WHAT IS ASKED: Wherever a line in the data below holds "JSON", copy that line.
BEGIN PROVIDED RECORDS
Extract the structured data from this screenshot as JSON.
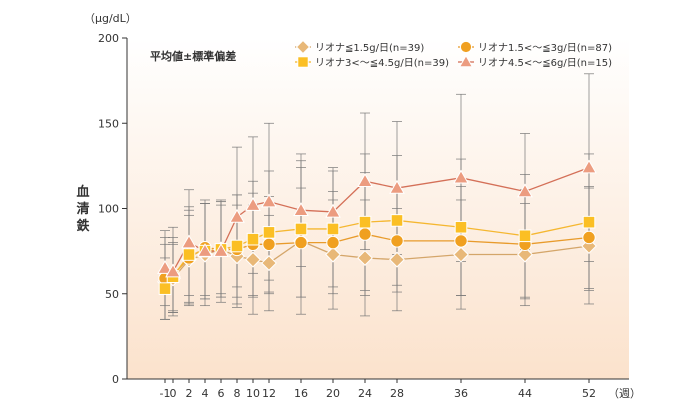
{
  "chart_data": {
    "type": "line",
    "note": "平均値±標準偏差",
    "ylabel": "血清鉄",
    "y_unit": "（μg/dL）",
    "x_unit": "（週）",
    "ylim": [
      0,
      200
    ],
    "yticks": [
      0,
      50,
      100,
      150,
      200
    ],
    "x": [
      -1,
      0,
      2,
      4,
      6,
      8,
      10,
      12,
      16,
      20,
      24,
      28,
      36,
      44,
      52
    ],
    "x_tick_labels": [
      "-1",
      "0",
      "2",
      "4",
      "6",
      "8",
      "10",
      "12",
      "16",
      "20",
      "24",
      "28",
      "36",
      "44",
      "52"
    ],
    "series": [
      {
        "name": "リオナ≦1.5g/日(n=39)",
        "marker": "diamond",
        "color": "#e8b878",
        "line_color": "#d4a66a",
        "values": [
          57,
          59,
          70,
          73,
          76,
          72,
          70,
          68,
          81,
          73,
          71,
          70,
          73,
          73,
          78
        ],
        "sd": [
          22,
          20,
          26,
          30,
          28,
          30,
          32,
          28,
          43,
          32,
          34,
          30,
          32,
          30,
          34
        ]
      },
      {
        "name": "リオナ1.5<～≦3g/日(n=87)",
        "marker": "circle",
        "color": "#f0a020",
        "line_color": "#e89b2c",
        "values": [
          59,
          61,
          71,
          77,
          76,
          76,
          79,
          79,
          80,
          80,
          85,
          81,
          81,
          79,
          83
        ],
        "sd": [
          24,
          22,
          28,
          28,
          26,
          32,
          30,
          28,
          32,
          30,
          36,
          30,
          32,
          32,
          30
        ]
      },
      {
        "name": "リオナ3<～≦4.5g/日(n=39)",
        "marker": "square",
        "color": "#fbbf24",
        "line_color": "#f5b730",
        "values": [
          53,
          60,
          73,
          75,
          76,
          78,
          82,
          86,
          88,
          88,
          92,
          93,
          89,
          84,
          92
        ],
        "sd": [
          18,
          20,
          28,
          28,
          28,
          30,
          34,
          36,
          40,
          34,
          40,
          38,
          40,
          36,
          40
        ]
      },
      {
        "name": "リオナ4.5<～≦6g/日(n=15)",
        "marker": "triangle",
        "color": "#ec9c80",
        "line_color": "#d47058",
        "values": [
          65,
          63,
          80,
          75,
          75,
          95,
          102,
          104,
          99,
          98,
          116,
          112,
          118,
          110,
          124
        ],
        "sd": [
          22,
          26,
          31,
          28,
          30,
          41,
          40,
          46,
          33,
          26,
          40,
          39,
          49,
          34,
          55
        ]
      }
    ]
  }
}
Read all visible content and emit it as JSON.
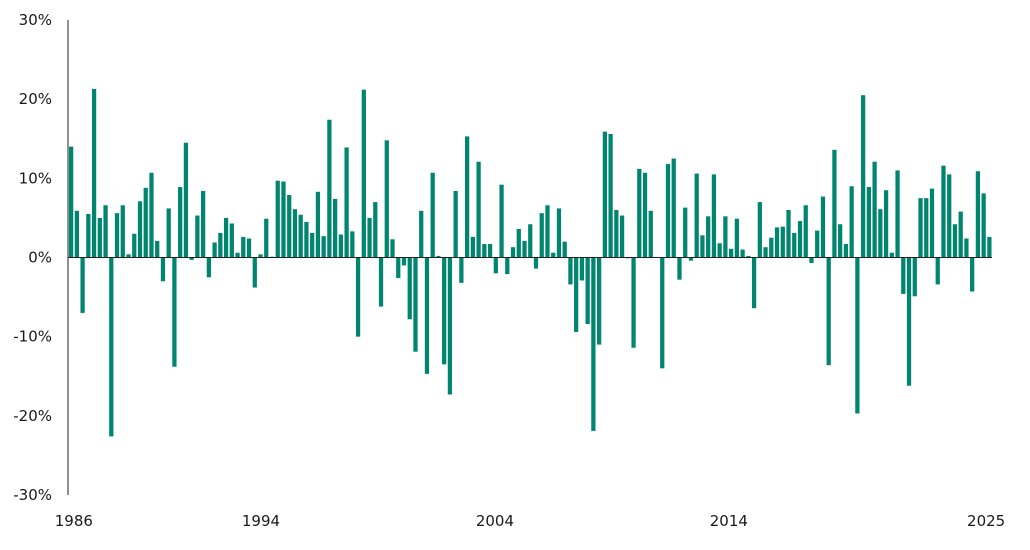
{
  "chart_data": {
    "type": "bar",
    "title": "",
    "xlabel": "",
    "ylabel": "",
    "ylim": [
      -30,
      30
    ],
    "y_ticks": [
      30,
      20,
      10,
      0,
      -10,
      -20,
      -30
    ],
    "y_tick_labels": [
      "30%",
      "20%",
      "10%",
      "0%",
      "-10%",
      "-20%",
      "-30%"
    ],
    "x_range": [
      1986.0,
      2025.5
    ],
    "x_ticks": [
      1986,
      1994,
      2004,
      2014,
      2025
    ],
    "x_tick_labels": [
      "1986",
      "1994",
      "2004",
      "2014",
      "2025"
    ],
    "bar_color": "#00856f",
    "grid": false,
    "legend": "none",
    "period": "quarterly",
    "values": [
      14.0,
      5.9,
      -7.0,
      5.5,
      21.3,
      5.0,
      6.6,
      -22.6,
      5.6,
      6.6,
      0.4,
      3.0,
      7.1,
      8.8,
      10.7,
      2.1,
      -3.0,
      6.2,
      -13.8,
      8.9,
      14.5,
      -0.3,
      5.3,
      8.4,
      -2.5,
      1.9,
      3.1,
      5.0,
      4.3,
      0.6,
      2.6,
      2.4,
      -3.8,
      0.4,
      4.9,
      0.1,
      9.7,
      9.6,
      7.9,
      6.1,
      5.4,
      4.5,
      3.1,
      8.3,
      2.7,
      17.4,
      7.4,
      2.9,
      13.9,
      3.3,
      -10.0,
      21.2,
      5.0,
      7.0,
      -6.2,
      14.8,
      2.3,
      -2.6,
      -1.0,
      -7.8,
      -11.9,
      5.9,
      -14.7,
      10.7,
      0.2,
      -13.5,
      -17.3,
      8.4,
      -3.2,
      15.3,
      2.6,
      12.1,
      1.7,
      1.7,
      -2.0,
      9.2,
      -2.1,
      1.3,
      3.6,
      2.1,
      4.2,
      -1.4,
      5.6,
      6.6,
      0.6,
      6.2,
      2.0,
      -3.4,
      -9.4,
      -2.9,
      -8.4,
      -21.9,
      -11.0,
      15.9,
      15.6,
      6.0,
      5.3,
      -0.1,
      -11.4,
      11.2,
      10.7,
      5.9,
      0.0,
      -14.0,
      11.8,
      12.5,
      -2.8,
      6.3,
      -0.4,
      10.6,
      2.8,
      5.2,
      10.5,
      1.8,
      5.2,
      1.1,
      4.9,
      1.0,
      0.2,
      -6.4,
      7.0,
      1.3,
      2.5,
      3.8,
      3.9,
      6.0,
      3.1,
      4.6,
      6.6,
      -0.7,
      3.4,
      7.7,
      -13.6,
      13.6,
      4.2,
      1.7,
      9.0,
      -19.7,
      20.5,
      8.9,
      12.1,
      6.1,
      8.5,
      0.6,
      11.0,
      -4.6,
      -16.2,
      -4.9,
      7.5,
      7.5,
      8.7,
      -3.4,
      11.6,
      10.5,
      4.2,
      5.8,
      2.4,
      -4.3,
      10.9,
      8.1,
      2.6
    ]
  }
}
END PROVIDED RECORDS
SOLUTION BELOW:
Extract the structured data from this screenshot as JSON.
Read all visible content and emit it as JSON.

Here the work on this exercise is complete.